Dataset items:

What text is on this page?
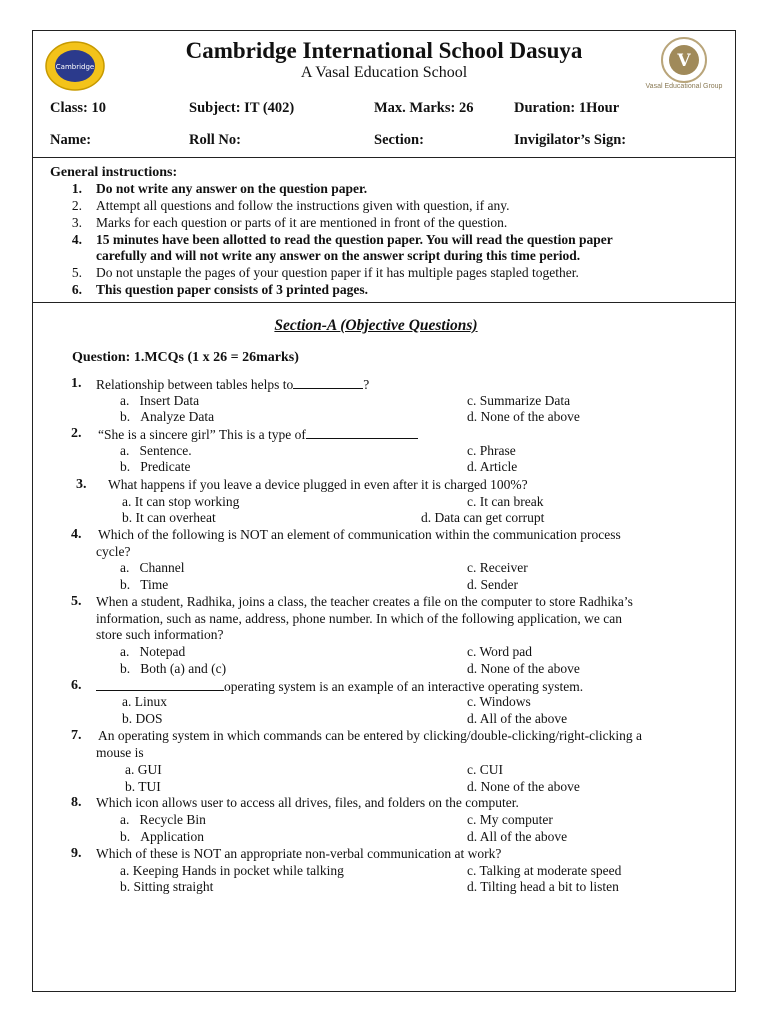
Cambridge	V
Vasal Educational Group
Cambridge International School Dasuya
A Vasal Education School
Class: 10	Subject: IT (402)	Max. Marks: 26	Duration: 1Hour
Name:	Roll No:	Section:	Invigilator’s Sign:
General instructions:
1. Do not write any answer on the question paper.
2. Attempt all questions and follow the instructions given with question, if any.
3. Marks for each question or parts of it are mentioned in front of the question.
4. 15 minutes have been allotted to read the question paper. You will read the question paper
carefully and will not write any answer on the answer script during this time period.
5. Do not unstaple the pages of your question paper if it has multiple pages stapled together.
6. This question paper consists of 3 printed pages.
Section-A (Objective Questions)
Question: 1.MCQs (1 x 26 = 26marks)
1. Relationship between tables helps to	?
a.   Insert Data	c. Summarize Data
b.   Analyze Data	d. None of the above
2. “She is a sincere girl” This is a type of
a.   Sentence.	c. Phrase
b.   Predicate	d. Article
3. What happens if you leave a device plugged in even after it is charged 100%?
a. It can stop working	c. It can break
b. It can overheat	d. Data can get corrupt
4. Which of the following is NOT an element of communication within the communication process
cycle?
a.   Channel	c. Receiver
b.   Time	d. Sender
5. When a student, Radhika, joins a class, the teacher creates a file on the computer to store Radhika’s
information, such as name, address, phone number. In which of the following application, we can
store such information?
a.   Notepad	c. Word pad
b.   Both (a) and (c)	d. None of the above
6.	operating system is an example of an interactive operating system.
a. Linux	c. Windows
b. DOS	d. All of the above
7. An operating system in which commands can be entered by clicking/double-clicking/right-clicking a
mouse is
a. GUI	c. CUI
b. TUI	d. None of the above
8. Which icon allows user to access all drives, files, and folders on the computer.
a.   Recycle Bin	c. My computer
b.   Application	d. All of the above
9. Which of these is NOT an appropriate non-verbal communication at work?
a. Keeping Hands in pocket while talking	c. Talking at moderate speed
b. Sitting straight	d. Tilting head a bit to listen
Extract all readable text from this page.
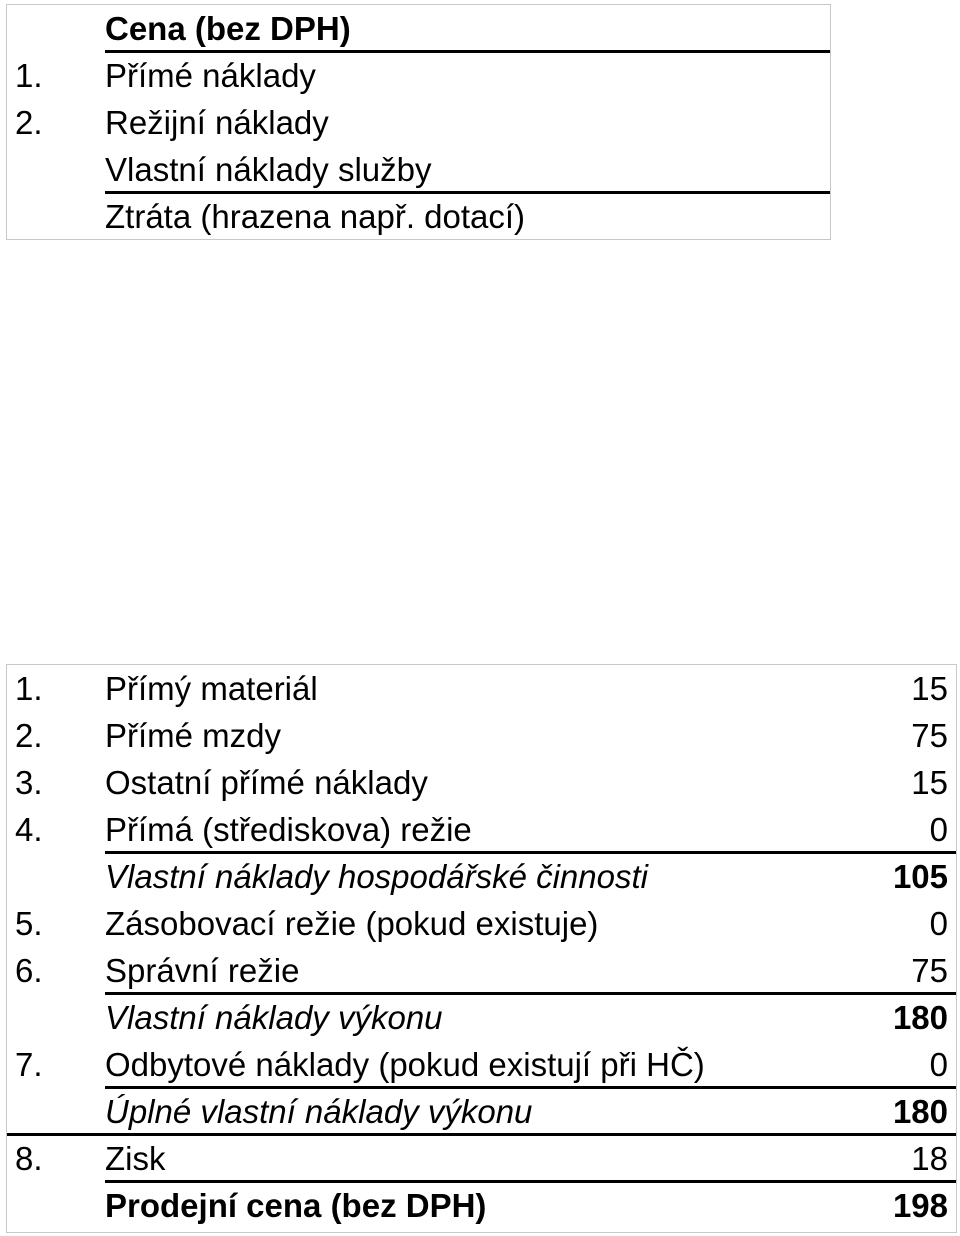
Cena (bez DPH)
1. Přímé náklady
2. Režijní náklady
Vlastní náklady služby
Ztráta (hrazena např. dotací)
1. Přímý materiál	15
2. Přímé mzdy	75
3. Ostatní přímé náklady	15
4. Přímá (střediskova) režie	0
Vlastní náklady hospodářské činnosti	105
5. Zásobovací režie (pokud existuje)	0
6. Správní režie	75
Vlastní náklady výkonu	180
7. Odbytové náklady (pokud existují při HČ)	0
Úplné vlastní náklady výkonu	180
8. Zisk	18
Prodejní cena (bez DPH)	198
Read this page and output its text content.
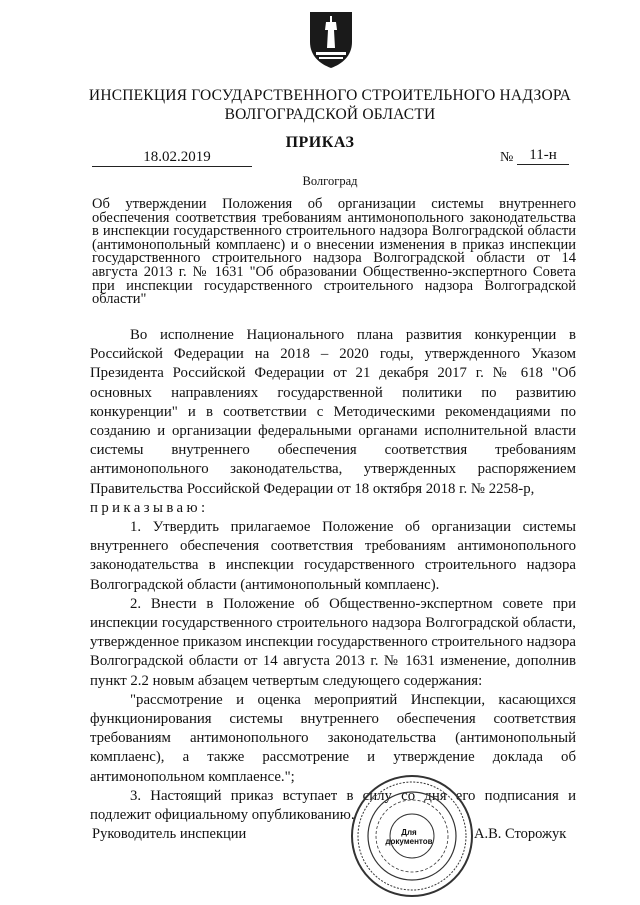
ИНСПЕКЦИЯ ГОСУДАРСТВЕННОГО СТРОИТЕЛЬНОГО НАДЗОРА
ВОЛГОГРАДСКОЙ ОБЛАСТИ
ПРИКАЗ
18.02.2019	№	11-н
Волгоград
Об утверждении Положения об организации системы внутреннего обеспечения соответствия требованиям антимонопольного законодательства в инспекции государственного строительного надзора Волгоградской области (антимонопольный комплаенс) и о внесении изменения в приказ инспекции государственного строительного надзора Волгоградской области от 14 августа 2013 г. № 1631 "Об образовании Общественно-экспертного Совета при инспекции государственного строительного надзора Волгоградской области"

Во исполнение Национального плана развития конкуренции в Российской Федерации на 2018 – 2020 годы, утвержденного Указом Президента Российской Федерации от 21 декабря 2017 г. № 618 "Об основных направлениях государственной политики по развитию конкуренции" и в соответствии с Методическими рекомендациями по созданию и организации федеральными органами исполнительной власти системы внутреннего обеспечения соответствия требованиям антимонопольного законодательства, утвержденных распоряжением Правительства Российской Федерации от 18 октября 2018 г. № 2258-р,

приказываю:

1. Утвердить прилагаемое Положение об организации системы внутреннего обеспечения соответствия требованиям антимонопольного законодательства в инспекции государственного строительного надзора Волгоградской области (антимонопольный комплаенс).

2. Внести в Положение об Общественно-экспертном совете при инспекции государственного строительного надзора Волгоградской области, утвержденное приказом инспекции государственного строительного надзора Волгоградской области от 14 августа 2013 г. № 1631 изменение, дополнив пункт 2.2 новым абзацем четвертым следующего содержания:

"рассмотрение и оценка мероприятий Инспекции, касающихся функционирования системы внутреннего обеспечения соответствия требованиям антимонопольного законодательства (антимонопольный комплаенс), а также рассмотрение и утверждение доклада об антимонопольном комплаенсе.";

3. Настоящий приказ вступает в силу со дня его подписания и подлежит официальному опубликованию.

Руководитель инспекции	А.В. Сторожук
Для
документов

REQUIRED TASK: Each line containing the word "School" counts once; report the total alone.

EXERCISE RESULT: 2